**Records to process**:
┄┄┄┄┄┄┄┄┄┄

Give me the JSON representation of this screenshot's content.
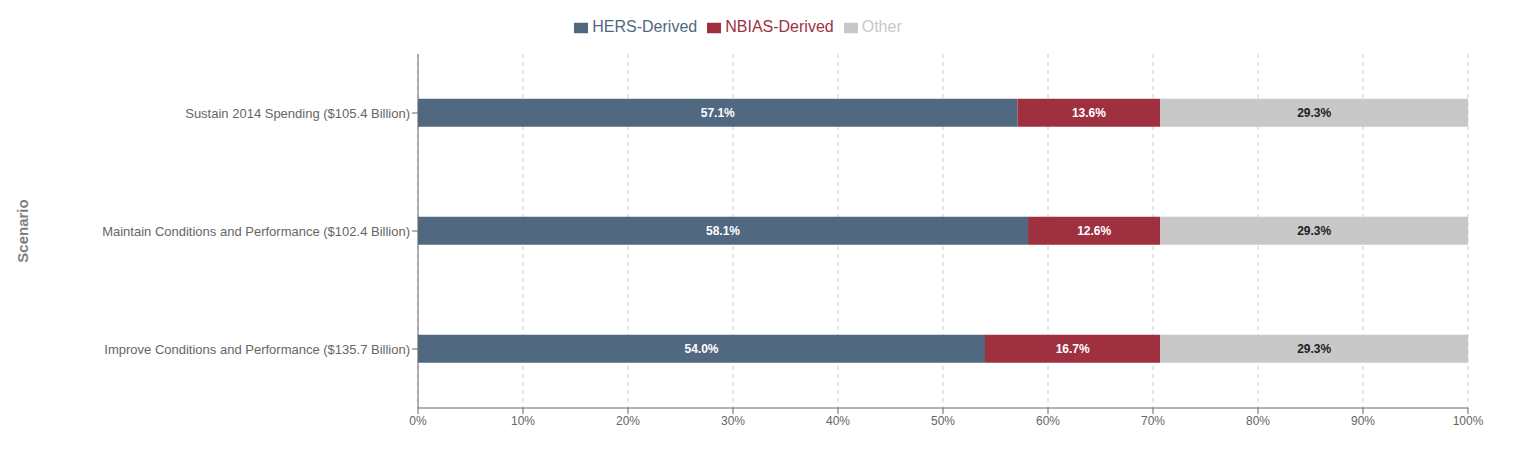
{
  "chart_data": {
    "type": "bar",
    "orientation": "horizontal",
    "stacked": true,
    "data_labels": true,
    "grid": "x",
    "legend": "top",
    "ylabel": "Scenario",
    "categories": [
      "Improve Conditions and Performance ($135.7 Billion)",
      "Maintain Conditions and Performance ($102.4 Billion)",
      "Sustain 2014 Spending ($105.4 Billion)"
    ],
    "series": [
      {
        "name": "HERS-Derived",
        "color": "#506880",
        "values": [
          54.0,
          58.1,
          57.1
        ],
        "value_labels": [
          "54.0%",
          "58.1%",
          "57.1%"
        ]
      },
      {
        "name": "NBIAS-Derived",
        "color": "#9e3040",
        "values": [
          16.7,
          12.6,
          13.6
        ],
        "value_labels": [
          "16.7%",
          "12.6%",
          "13.6%"
        ]
      },
      {
        "name": "Other",
        "color": "#c8c8c8",
        "values": [
          29.3,
          29.3,
          29.3
        ],
        "value_labels": [
          "29.3%",
          "29.3%",
          "29.3%"
        ]
      }
    ],
    "xlim": [
      0,
      100
    ],
    "xticks": [
      {
        "value": 0,
        "label": "0%"
      },
      {
        "value": 10,
        "label": "10%"
      },
      {
        "value": 20,
        "label": "20%"
      },
      {
        "value": 30,
        "label": "30%"
      },
      {
        "value": 40,
        "label": "40%"
      },
      {
        "value": 50,
        "label": "50%"
      },
      {
        "value": 60,
        "label": "60%"
      },
      {
        "value": 70,
        "label": "70%"
      },
      {
        "value": 80,
        "label": "80%"
      },
      {
        "value": 90,
        "label": "90%"
      },
      {
        "value": 100,
        "label": "100%"
      }
    ]
  }
}
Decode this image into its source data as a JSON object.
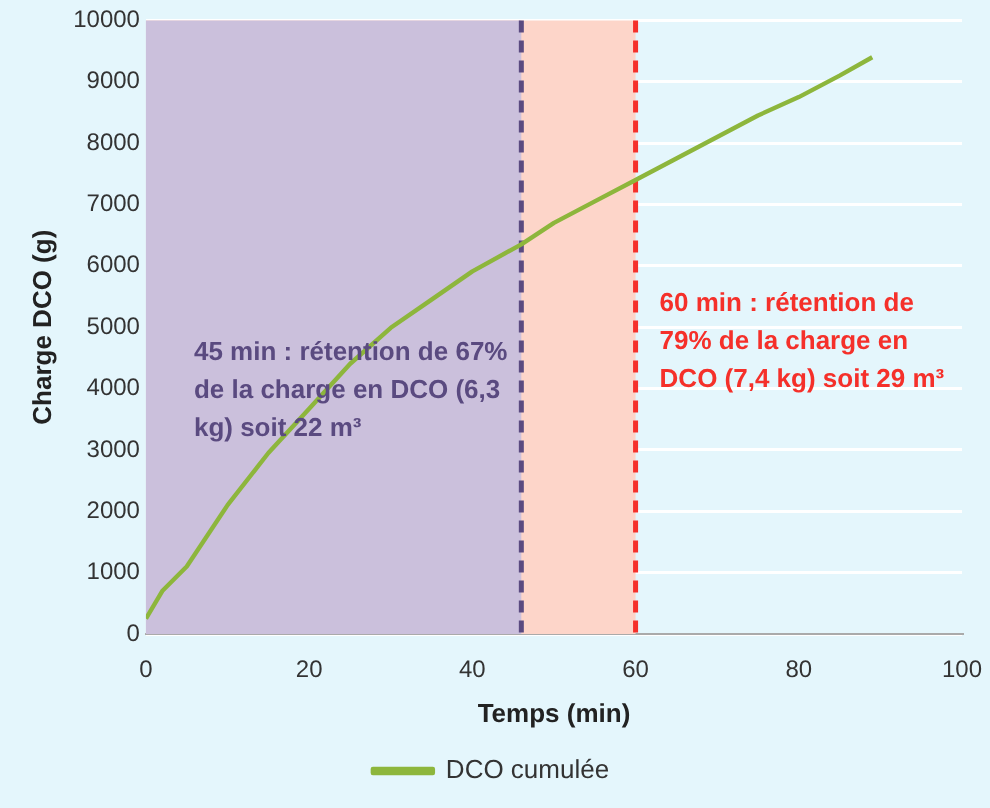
{
  "chart_data": {
    "type": "line",
    "xlabel": "Temps (min)",
    "ylabel": "Charge DCO (g)",
    "xlim": [
      0,
      100
    ],
    "xticks": [
      0,
      20,
      40,
      60,
      80,
      100
    ],
    "ylim": [
      0,
      10000
    ],
    "yticks": [
      0,
      1000,
      2000,
      3000,
      4000,
      5000,
      6000,
      7000,
      8000,
      9000,
      10000
    ],
    "grid": "y",
    "legend": "bottom",
    "marker": "none",
    "line_style": "solid",
    "series": [
      {
        "name": "DCO cumulée",
        "color": "#8db63c",
        "x": [
          0,
          2,
          5,
          10,
          15,
          20,
          25,
          30,
          35,
          40,
          46,
          50,
          55,
          60,
          65,
          70,
          75,
          80,
          85,
          89
        ],
        "values": [
          250,
          700,
          1100,
          2100,
          2950,
          3670,
          4400,
          4990,
          5450,
          5910,
          6350,
          6700,
          7050,
          7400,
          7750,
          8100,
          8450,
          8750,
          9100,
          9400
        ]
      }
    ],
    "bands": [
      {
        "axis": "x",
        "from": 0,
        "to": 60,
        "color": "#fdd5c9"
      },
      {
        "axis": "x",
        "from": 0,
        "to": 46,
        "color": "#cbc0dc"
      }
    ],
    "ref_lines": [
      {
        "axis": "x",
        "value": 46,
        "color": "#5a4a80",
        "line_style": "dashed"
      },
      {
        "axis": "x",
        "value": 60,
        "color": "#f5302a",
        "line_style": "dashed"
      }
    ],
    "annotations": [
      "45 min : rétention de 67% de la charge en DCO (6,3 kg) soit 22 m³",
      "60 min : rétention de 79% de la charge en DCO (7,4 kg) soit 29 m³"
    ]
  }
}
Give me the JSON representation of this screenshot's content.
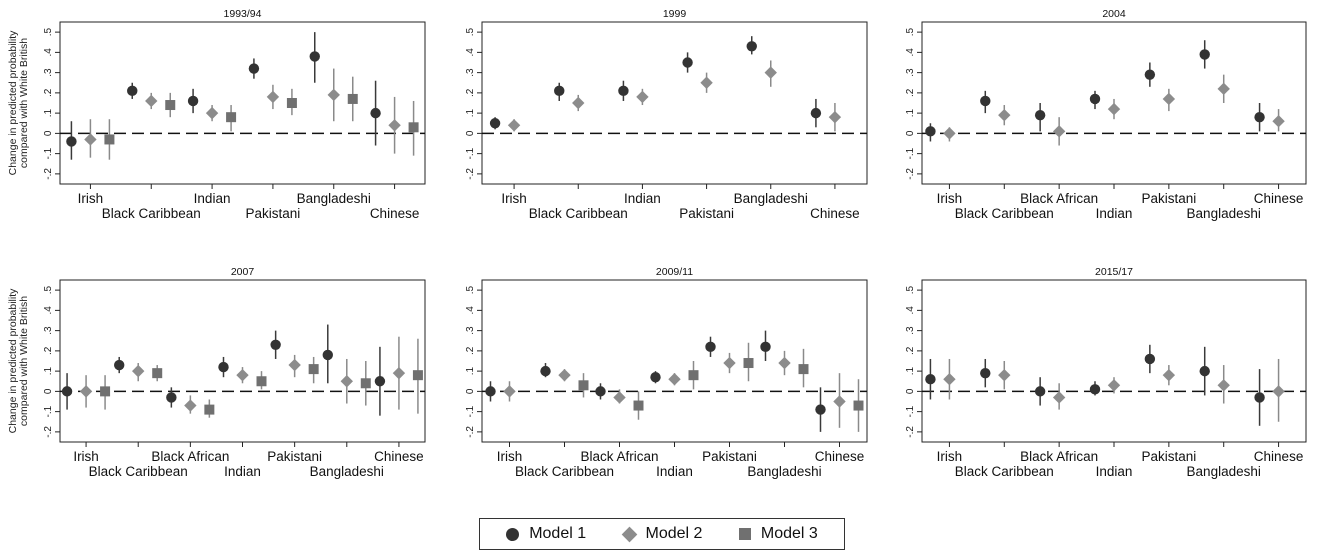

┄┄┄┄┄┄┄┄┄┄

**Instructions to follow**: Every line of the data above should be quoted exactly. Omit the pictures.

**Task response**:
Give me the JSON representation of this screenshot's content.
{
  "chart_data": {
    "type": "bar",
    "orientation": "horizontal",
    "stacked": true,
    "data_labels": true,
    "grid": "x",
    "legend": "top",
    "ylabel": "Scenario",
    "categories": [
      "Improve Conditions and Performance ($135.7 Billion)",
      "Maintain Conditions and Performance ($102.4 Billion)",
      "Sustain 2014 Spending ($105.4 Billion)"
    ],
    "series": [
      {
        "name": "HERS-Derived",
        "color": "#506880",
        "values": [
          54.0,
          58.1,
          57.1
        ],
        "value_labels": [
          "54.0%",
          "58.1%",
          "57.1%"
        ]
      },
      {
        "name": "NBIAS-Derived",
        "color": "#9e3040",
        "values": [
          16.7,
          12.6,
          13.6
        ],
        "value_labels": [
          "16.7%",
          "12.6%",
          "13.6%"
        ]
      },
      {
        "name": "Other",
        "color": "#c8c8c8",
        "values": [
          29.3,
          29.3,
          29.3
        ],
        "value_labels": [
          "29.3%",
          "29.3%",
          "29.3%"
        ]
      }
    ],
    "xlim": [
      0,
      100
    ],
    "xticks": [
      {
        "value": 0,
        "label": "0%"
      },
      {
        "value": 10,
        "label": "10%"
      },
      {
        "value": 20,
        "label": "20%"
      },
      {
        "value": 30,
        "label": "30%"
      },
      {
        "value": 40,
        "label": "40%"
      },
      {
        "value": 50,
        "label": "50%"
      },
      {
        "value": 60,
        "label": "60%"
      },
      {
        "value": 70,
        "label": "70%"
      },
      {
        "value": 80,
        "label": "80%"
      },
      {
        "value": 90,
        "label": "90%"
      },
      {
        "value": 100,
        "label": "100%"
      }
    ]
  }
}
Decode this image into its source data as a JSON object.
{
  "chart_data": {
    "type": "line",
    "xlabel": "Temps (min)",
    "ylabel": "Charge DCO (g)",
    "xlim": [
      0,
      100
    ],
    "xticks": [
      0,
      20,
      40,
      60,
      80,
      100
    ],
    "ylim": [
      0,
      10000
    ],
    "yticks": [
      0,
      1000,
      2000,
      3000,
      4000,
      5000,
      6000,
      7000,
      8000,
      9000,
      10000
    ],
    "grid": "y",
    "legend": "bottom",
    "marker": "none",
    "line_style": "solid",
    "series": [
      {
        "name": "DCO cumulée",
        "color": "#8db63c",
        "x": [
          0,
          2,
          5,
          10,
          15,
          20,
          25,
          30,
          35,
          40,
          46,
          50,
          55,
          60,
          65,
          70,
          75,
          80,
          85,
          89
        ],
        "values": [
          250,
          700,
          1100,
          2100,
          2950,
          3670,
          4400,
          4990,
          5450,
          5910,
          6350,
          6700,
          7050,
          7400,
          7750,
          8100,
          8450,
          8750,
          9100,
          9400
        ]
      }
    ],
    "bands": [
      {
        "axis": "x",
        "from": 0,
        "to": 60,
        "color": "#fdd5c9"
      },
      {
        "axis": "x",
        "from": 0,
        "to": 46,
        "color": "#cbc0dc"
      }
    ],
    "ref_lines": [
      {
        "axis": "x",
        "value": 46,
        "color": "#5a4a80",
        "line_style": "dashed"
      },
      {
        "axis": "x",
        "value": 60,
        "color": "#f5302a",
        "line_style": "dashed"
      }
    ],
    "annotations": [
      "45 min : rétention de 67% de la charge en DCO (6,3 kg) soit 22 m³",
      "60 min : rétention de 79% de la charge en DCO (7,4 kg) soit 29 m³"
    ]
  }
}
Give me the JSON representation of this screenshot's content.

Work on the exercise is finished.